§ Supplied records:

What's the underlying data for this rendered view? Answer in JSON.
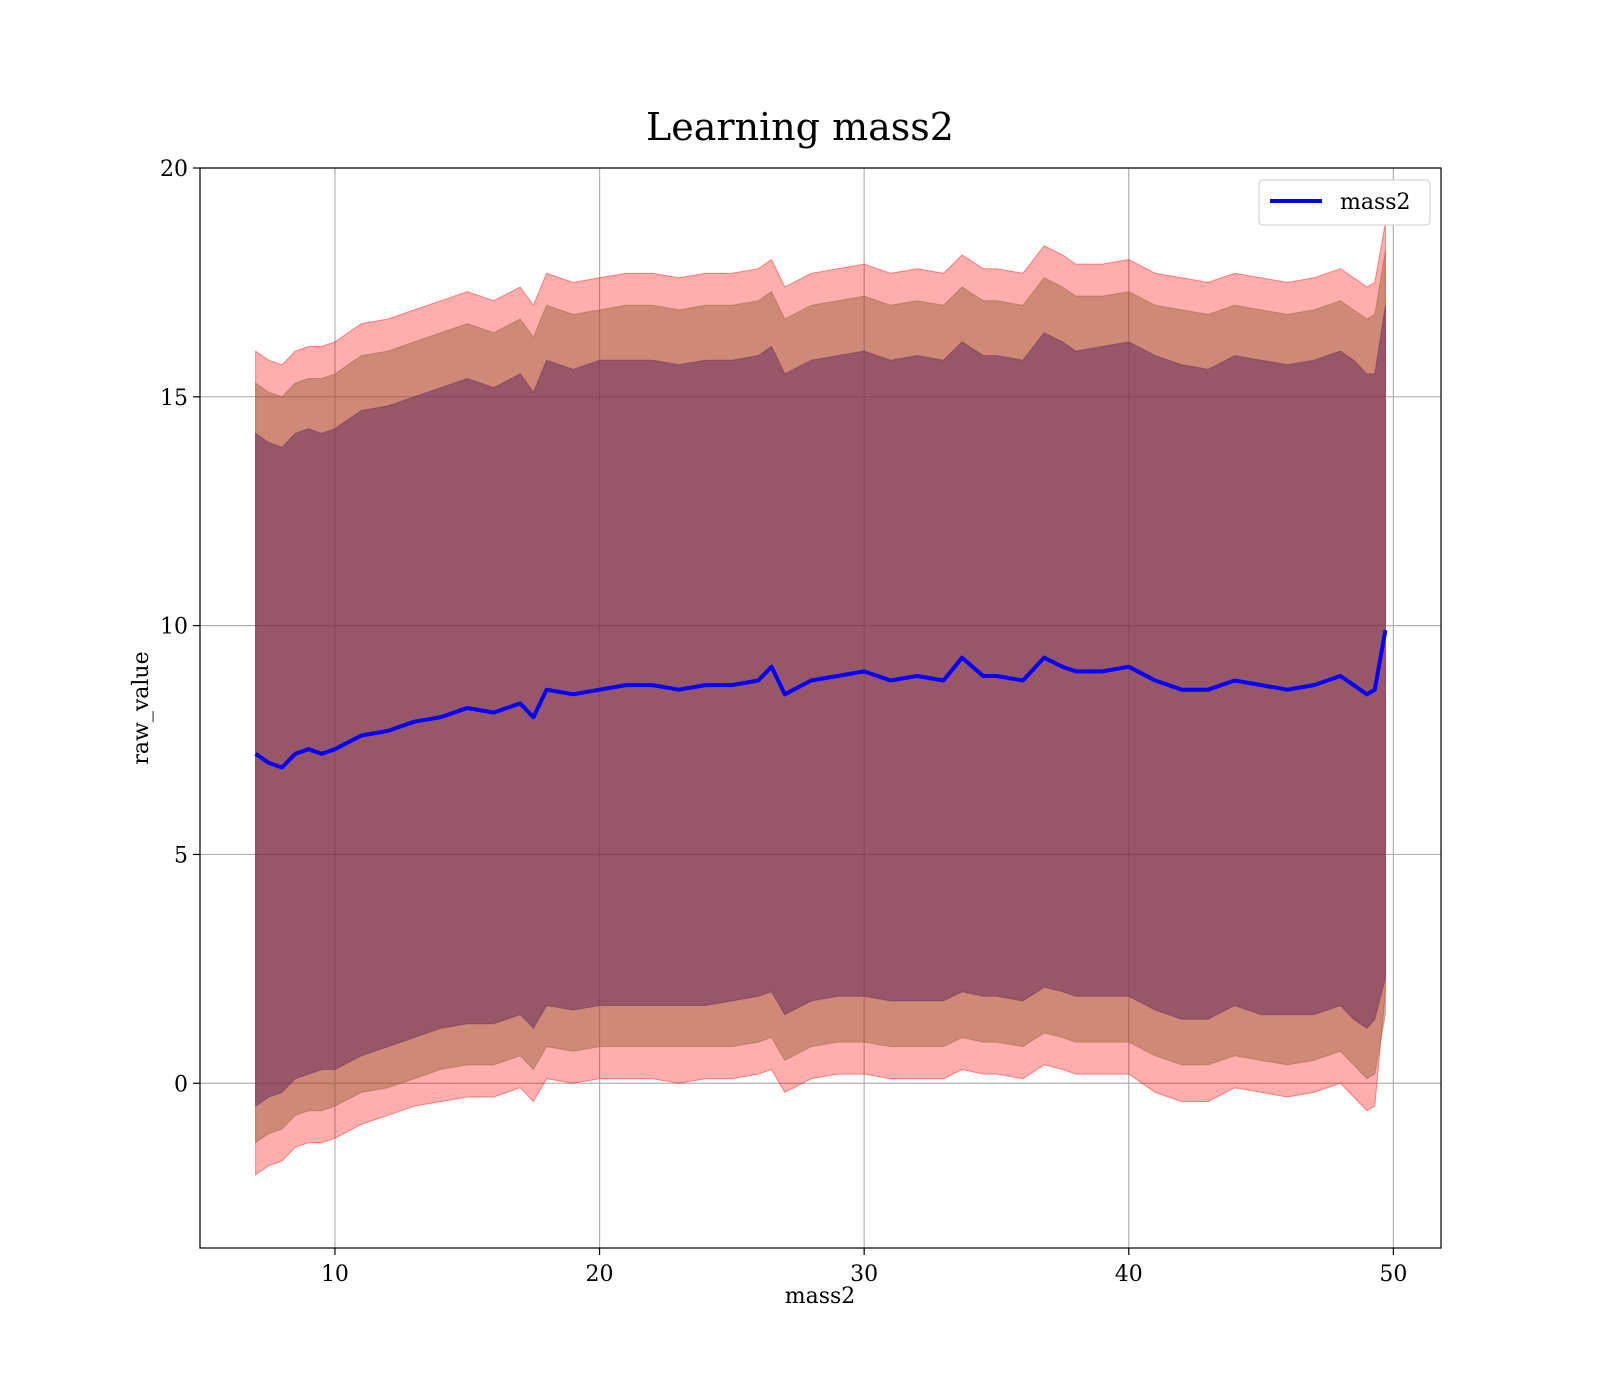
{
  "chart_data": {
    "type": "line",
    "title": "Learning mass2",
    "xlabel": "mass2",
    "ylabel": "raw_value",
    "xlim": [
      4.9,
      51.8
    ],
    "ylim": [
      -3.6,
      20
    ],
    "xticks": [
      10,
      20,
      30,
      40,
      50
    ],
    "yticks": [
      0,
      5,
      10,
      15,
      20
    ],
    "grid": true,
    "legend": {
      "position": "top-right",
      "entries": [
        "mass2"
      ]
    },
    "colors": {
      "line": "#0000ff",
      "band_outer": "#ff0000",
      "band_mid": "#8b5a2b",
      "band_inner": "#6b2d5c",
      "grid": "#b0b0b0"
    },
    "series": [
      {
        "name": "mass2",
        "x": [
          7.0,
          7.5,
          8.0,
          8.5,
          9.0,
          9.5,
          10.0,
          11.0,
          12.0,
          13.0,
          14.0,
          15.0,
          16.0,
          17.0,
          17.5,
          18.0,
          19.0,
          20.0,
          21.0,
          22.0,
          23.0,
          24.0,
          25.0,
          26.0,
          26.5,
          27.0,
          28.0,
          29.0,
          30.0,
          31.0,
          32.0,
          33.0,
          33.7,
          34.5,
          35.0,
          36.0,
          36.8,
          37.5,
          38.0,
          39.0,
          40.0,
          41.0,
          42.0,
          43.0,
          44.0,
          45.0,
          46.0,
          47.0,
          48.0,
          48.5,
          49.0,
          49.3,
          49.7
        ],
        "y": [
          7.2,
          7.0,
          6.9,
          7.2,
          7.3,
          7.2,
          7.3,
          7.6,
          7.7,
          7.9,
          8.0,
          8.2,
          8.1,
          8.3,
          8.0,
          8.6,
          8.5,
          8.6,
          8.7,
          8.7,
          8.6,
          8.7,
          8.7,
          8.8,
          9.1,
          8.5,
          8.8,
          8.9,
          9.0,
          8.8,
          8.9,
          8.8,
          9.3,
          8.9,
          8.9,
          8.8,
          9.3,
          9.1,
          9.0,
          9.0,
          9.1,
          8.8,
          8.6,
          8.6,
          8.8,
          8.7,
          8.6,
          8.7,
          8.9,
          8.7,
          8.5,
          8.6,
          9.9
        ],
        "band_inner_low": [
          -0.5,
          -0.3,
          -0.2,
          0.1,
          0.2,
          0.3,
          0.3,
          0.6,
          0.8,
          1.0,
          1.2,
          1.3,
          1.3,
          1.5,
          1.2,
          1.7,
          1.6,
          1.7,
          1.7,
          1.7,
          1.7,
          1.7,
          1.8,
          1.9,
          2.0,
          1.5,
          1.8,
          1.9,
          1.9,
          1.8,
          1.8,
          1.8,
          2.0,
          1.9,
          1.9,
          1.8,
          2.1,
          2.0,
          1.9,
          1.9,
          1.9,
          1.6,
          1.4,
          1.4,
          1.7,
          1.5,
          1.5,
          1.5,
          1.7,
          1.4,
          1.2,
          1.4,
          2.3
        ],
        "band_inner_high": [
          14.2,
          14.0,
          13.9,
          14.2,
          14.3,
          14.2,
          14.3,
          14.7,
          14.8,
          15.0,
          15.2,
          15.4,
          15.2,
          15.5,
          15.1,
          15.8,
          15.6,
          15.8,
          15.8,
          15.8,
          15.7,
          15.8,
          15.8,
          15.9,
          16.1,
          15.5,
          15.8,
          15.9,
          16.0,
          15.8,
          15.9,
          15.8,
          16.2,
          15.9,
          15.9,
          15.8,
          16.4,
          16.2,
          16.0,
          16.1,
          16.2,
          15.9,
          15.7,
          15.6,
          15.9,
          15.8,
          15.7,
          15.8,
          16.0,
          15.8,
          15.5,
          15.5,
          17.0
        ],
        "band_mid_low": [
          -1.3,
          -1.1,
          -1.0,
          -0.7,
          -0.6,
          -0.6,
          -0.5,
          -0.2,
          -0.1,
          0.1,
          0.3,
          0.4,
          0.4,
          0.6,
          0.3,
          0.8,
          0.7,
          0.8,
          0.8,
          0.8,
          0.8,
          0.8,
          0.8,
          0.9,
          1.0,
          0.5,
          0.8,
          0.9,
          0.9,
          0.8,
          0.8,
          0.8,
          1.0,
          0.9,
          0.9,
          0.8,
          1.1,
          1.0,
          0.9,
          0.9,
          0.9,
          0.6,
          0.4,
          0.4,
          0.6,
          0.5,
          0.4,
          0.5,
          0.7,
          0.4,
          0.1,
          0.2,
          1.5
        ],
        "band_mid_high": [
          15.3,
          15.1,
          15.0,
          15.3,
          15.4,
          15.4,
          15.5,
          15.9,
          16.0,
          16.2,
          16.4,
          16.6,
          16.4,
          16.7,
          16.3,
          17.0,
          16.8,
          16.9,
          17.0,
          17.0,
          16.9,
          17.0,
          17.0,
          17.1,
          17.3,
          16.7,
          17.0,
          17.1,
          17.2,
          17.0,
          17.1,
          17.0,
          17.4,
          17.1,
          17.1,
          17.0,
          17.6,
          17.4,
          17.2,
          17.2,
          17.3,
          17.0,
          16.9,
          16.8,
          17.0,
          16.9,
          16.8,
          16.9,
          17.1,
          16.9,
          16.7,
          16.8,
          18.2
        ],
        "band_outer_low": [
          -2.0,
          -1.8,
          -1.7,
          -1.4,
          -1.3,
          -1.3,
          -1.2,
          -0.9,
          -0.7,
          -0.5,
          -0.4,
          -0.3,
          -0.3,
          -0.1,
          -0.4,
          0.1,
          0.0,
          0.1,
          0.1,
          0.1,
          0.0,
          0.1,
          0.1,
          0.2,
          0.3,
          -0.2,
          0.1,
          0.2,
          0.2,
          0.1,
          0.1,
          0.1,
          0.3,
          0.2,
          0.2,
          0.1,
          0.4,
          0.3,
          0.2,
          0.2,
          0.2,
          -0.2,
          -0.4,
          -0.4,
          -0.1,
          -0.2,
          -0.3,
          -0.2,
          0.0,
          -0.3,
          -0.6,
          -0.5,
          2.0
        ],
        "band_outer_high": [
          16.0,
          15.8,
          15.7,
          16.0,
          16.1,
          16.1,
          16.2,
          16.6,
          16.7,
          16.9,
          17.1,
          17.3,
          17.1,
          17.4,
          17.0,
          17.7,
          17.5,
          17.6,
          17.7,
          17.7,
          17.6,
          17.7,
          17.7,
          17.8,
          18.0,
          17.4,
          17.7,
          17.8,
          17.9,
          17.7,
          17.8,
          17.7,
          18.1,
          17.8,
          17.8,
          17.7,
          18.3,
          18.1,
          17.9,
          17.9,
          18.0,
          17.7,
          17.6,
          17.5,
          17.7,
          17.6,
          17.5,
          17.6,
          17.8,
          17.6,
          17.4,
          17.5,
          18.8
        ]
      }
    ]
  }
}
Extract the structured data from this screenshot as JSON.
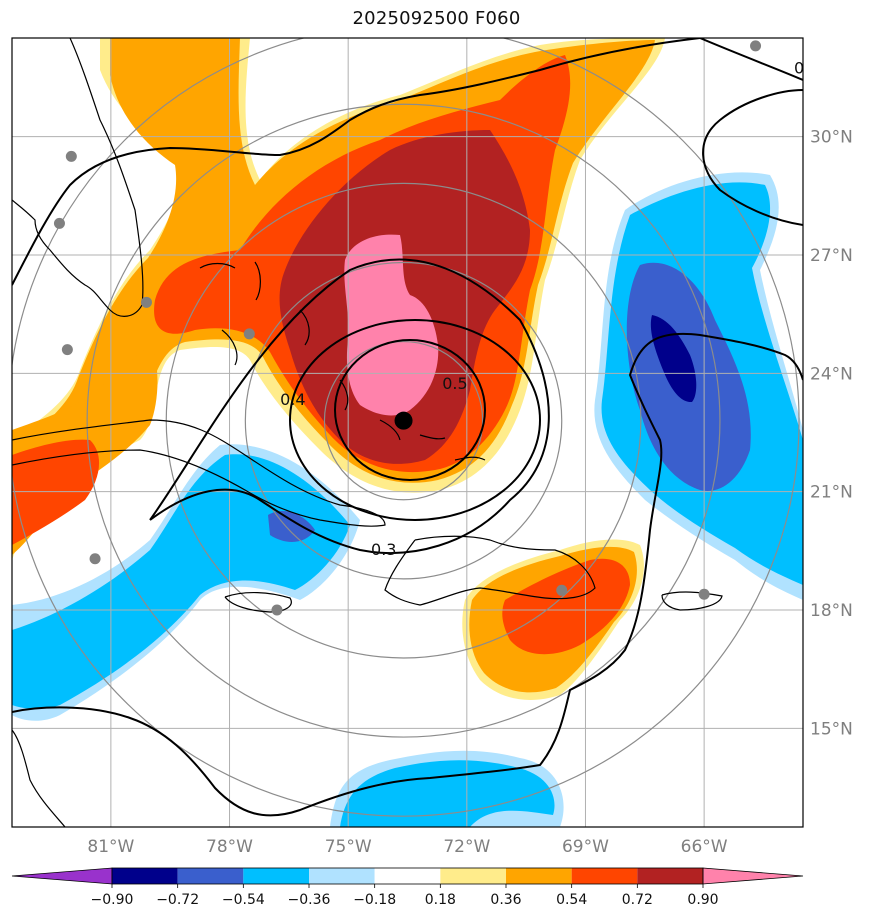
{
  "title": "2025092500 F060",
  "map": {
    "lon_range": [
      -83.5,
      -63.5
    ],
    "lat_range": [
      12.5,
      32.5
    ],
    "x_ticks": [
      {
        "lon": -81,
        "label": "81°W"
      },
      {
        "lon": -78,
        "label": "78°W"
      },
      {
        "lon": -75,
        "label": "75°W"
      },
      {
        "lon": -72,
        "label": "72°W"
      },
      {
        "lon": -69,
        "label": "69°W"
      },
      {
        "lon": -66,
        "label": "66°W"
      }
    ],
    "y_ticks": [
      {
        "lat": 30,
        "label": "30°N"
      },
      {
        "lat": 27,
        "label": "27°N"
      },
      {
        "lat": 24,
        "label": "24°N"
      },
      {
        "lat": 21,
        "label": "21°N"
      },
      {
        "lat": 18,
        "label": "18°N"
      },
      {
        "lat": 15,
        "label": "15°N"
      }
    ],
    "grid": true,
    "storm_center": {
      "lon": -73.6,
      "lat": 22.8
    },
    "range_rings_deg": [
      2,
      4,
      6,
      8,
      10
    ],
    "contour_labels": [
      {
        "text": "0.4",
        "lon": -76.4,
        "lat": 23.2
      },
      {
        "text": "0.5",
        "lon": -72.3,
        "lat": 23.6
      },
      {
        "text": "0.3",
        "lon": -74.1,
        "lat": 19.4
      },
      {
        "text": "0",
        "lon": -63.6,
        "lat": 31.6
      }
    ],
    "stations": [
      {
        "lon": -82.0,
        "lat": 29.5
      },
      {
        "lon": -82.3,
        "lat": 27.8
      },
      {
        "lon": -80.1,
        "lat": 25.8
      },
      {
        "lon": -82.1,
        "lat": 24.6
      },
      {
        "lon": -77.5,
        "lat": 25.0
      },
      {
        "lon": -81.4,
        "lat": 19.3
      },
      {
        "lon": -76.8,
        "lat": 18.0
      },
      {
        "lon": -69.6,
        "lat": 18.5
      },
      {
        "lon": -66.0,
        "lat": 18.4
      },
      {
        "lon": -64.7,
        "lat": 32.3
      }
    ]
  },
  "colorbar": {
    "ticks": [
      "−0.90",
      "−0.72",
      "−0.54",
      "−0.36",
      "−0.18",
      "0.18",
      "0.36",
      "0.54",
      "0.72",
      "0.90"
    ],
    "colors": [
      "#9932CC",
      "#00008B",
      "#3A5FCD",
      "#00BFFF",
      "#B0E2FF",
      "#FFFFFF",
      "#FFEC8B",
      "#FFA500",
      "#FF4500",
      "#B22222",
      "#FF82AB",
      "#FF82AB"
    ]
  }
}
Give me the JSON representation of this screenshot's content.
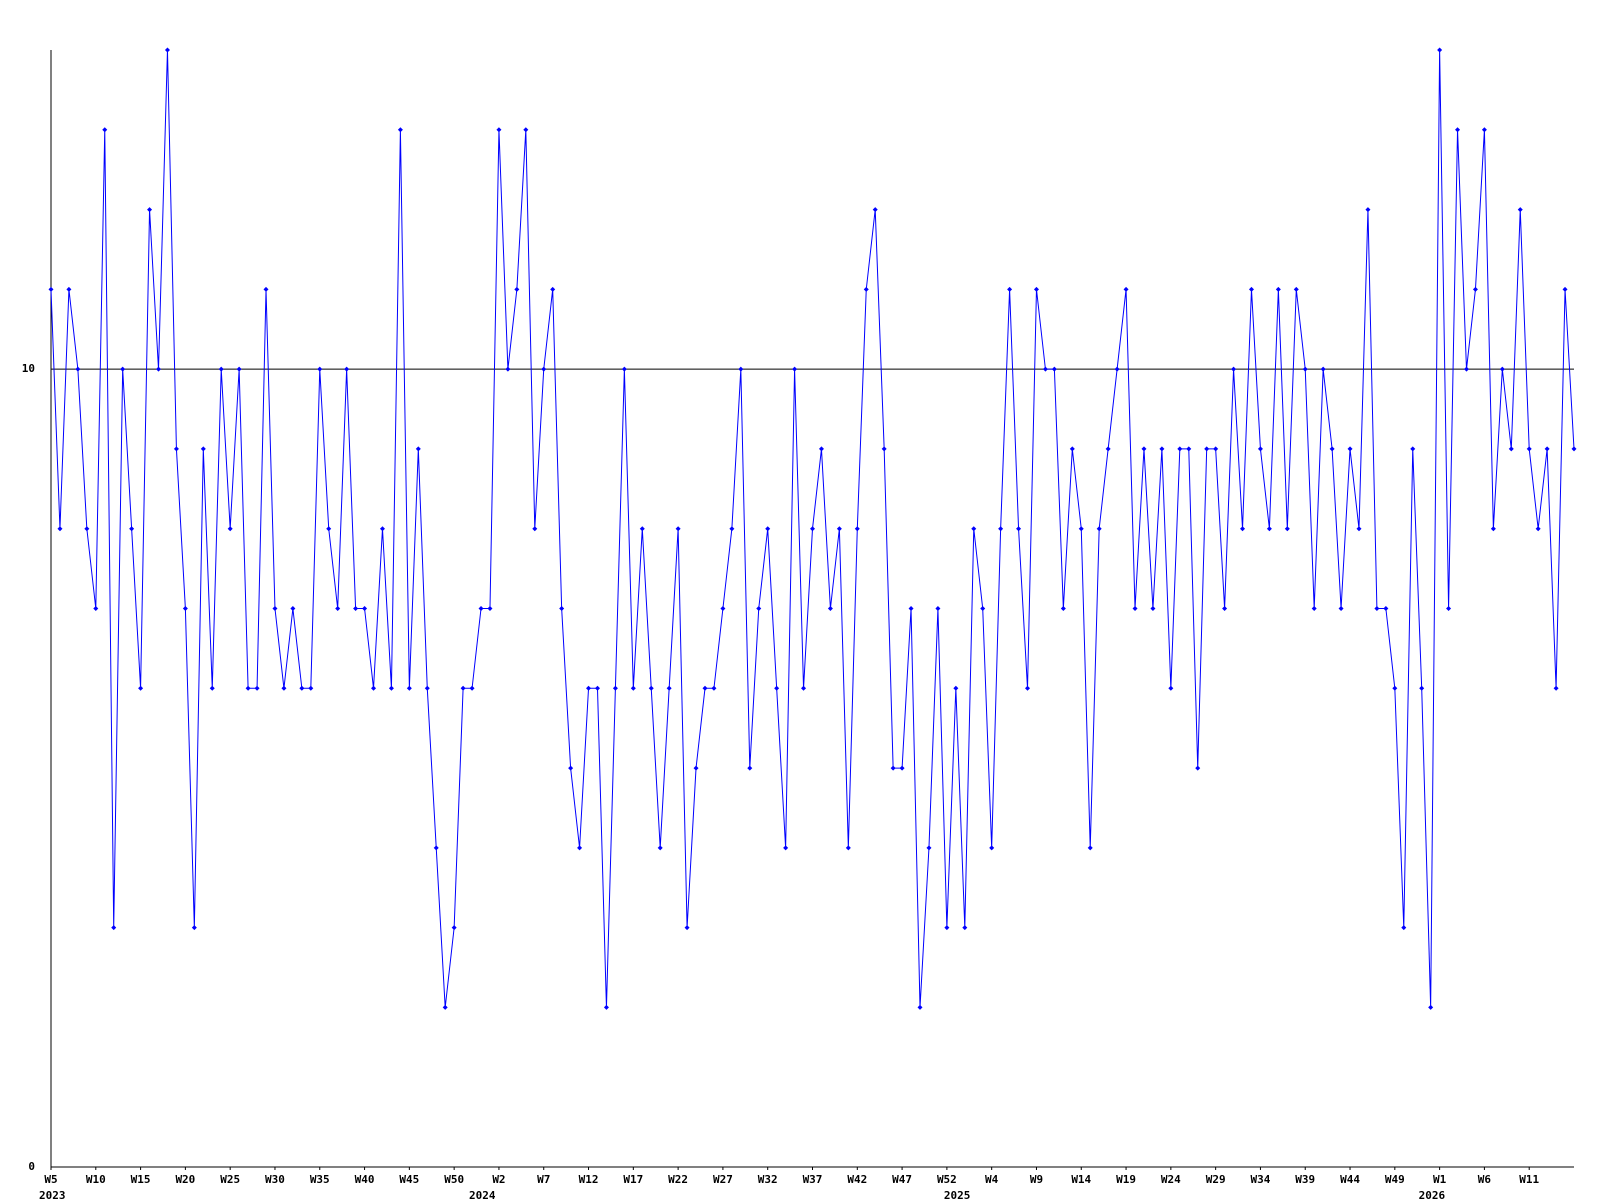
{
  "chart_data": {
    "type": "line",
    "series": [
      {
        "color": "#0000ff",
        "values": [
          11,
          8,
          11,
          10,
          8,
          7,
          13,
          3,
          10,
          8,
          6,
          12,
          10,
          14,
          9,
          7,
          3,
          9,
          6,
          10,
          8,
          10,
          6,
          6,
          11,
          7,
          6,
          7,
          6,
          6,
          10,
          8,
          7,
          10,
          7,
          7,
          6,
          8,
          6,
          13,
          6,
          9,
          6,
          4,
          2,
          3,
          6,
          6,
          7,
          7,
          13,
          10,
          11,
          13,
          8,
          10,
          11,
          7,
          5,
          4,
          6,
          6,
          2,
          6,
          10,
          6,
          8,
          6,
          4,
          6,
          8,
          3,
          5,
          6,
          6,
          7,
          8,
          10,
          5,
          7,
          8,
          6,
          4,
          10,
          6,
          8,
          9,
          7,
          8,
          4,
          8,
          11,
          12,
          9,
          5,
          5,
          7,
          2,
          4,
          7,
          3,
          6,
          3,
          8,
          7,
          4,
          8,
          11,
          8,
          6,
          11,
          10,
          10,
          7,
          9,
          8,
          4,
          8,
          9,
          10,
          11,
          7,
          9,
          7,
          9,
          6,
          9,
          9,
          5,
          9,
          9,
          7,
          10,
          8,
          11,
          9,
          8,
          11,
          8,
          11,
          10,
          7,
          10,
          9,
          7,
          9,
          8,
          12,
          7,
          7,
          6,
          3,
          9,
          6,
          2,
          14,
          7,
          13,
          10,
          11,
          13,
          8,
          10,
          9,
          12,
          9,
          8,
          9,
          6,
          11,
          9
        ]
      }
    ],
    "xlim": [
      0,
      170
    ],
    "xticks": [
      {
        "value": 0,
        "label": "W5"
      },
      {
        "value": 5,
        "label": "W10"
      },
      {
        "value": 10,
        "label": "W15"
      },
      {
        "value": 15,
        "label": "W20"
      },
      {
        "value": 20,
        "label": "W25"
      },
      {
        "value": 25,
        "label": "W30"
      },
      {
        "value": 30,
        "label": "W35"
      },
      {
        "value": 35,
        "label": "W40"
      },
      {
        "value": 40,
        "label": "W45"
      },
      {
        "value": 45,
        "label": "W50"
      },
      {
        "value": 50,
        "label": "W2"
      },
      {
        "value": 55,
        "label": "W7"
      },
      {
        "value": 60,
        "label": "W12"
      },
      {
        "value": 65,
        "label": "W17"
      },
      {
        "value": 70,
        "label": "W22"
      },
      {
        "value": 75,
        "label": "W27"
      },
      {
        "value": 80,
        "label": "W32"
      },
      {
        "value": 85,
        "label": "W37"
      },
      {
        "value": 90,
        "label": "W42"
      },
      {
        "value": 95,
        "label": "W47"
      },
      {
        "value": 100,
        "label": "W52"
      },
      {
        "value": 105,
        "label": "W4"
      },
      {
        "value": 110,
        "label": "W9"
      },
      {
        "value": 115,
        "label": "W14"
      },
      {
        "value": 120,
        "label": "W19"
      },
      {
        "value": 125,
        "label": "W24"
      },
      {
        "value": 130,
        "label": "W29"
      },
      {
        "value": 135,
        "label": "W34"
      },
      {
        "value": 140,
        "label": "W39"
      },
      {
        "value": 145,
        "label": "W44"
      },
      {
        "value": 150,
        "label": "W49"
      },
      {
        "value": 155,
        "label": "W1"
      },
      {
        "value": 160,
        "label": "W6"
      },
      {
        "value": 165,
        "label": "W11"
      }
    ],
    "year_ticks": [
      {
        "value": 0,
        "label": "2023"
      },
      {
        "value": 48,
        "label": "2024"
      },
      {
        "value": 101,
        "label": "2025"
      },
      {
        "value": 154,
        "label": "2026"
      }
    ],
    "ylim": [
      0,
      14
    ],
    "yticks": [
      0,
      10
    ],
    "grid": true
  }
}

§ Task directions:
Across all the entries, count the lines that contain the word "title" and give the number by itself.

§ Complete output:
2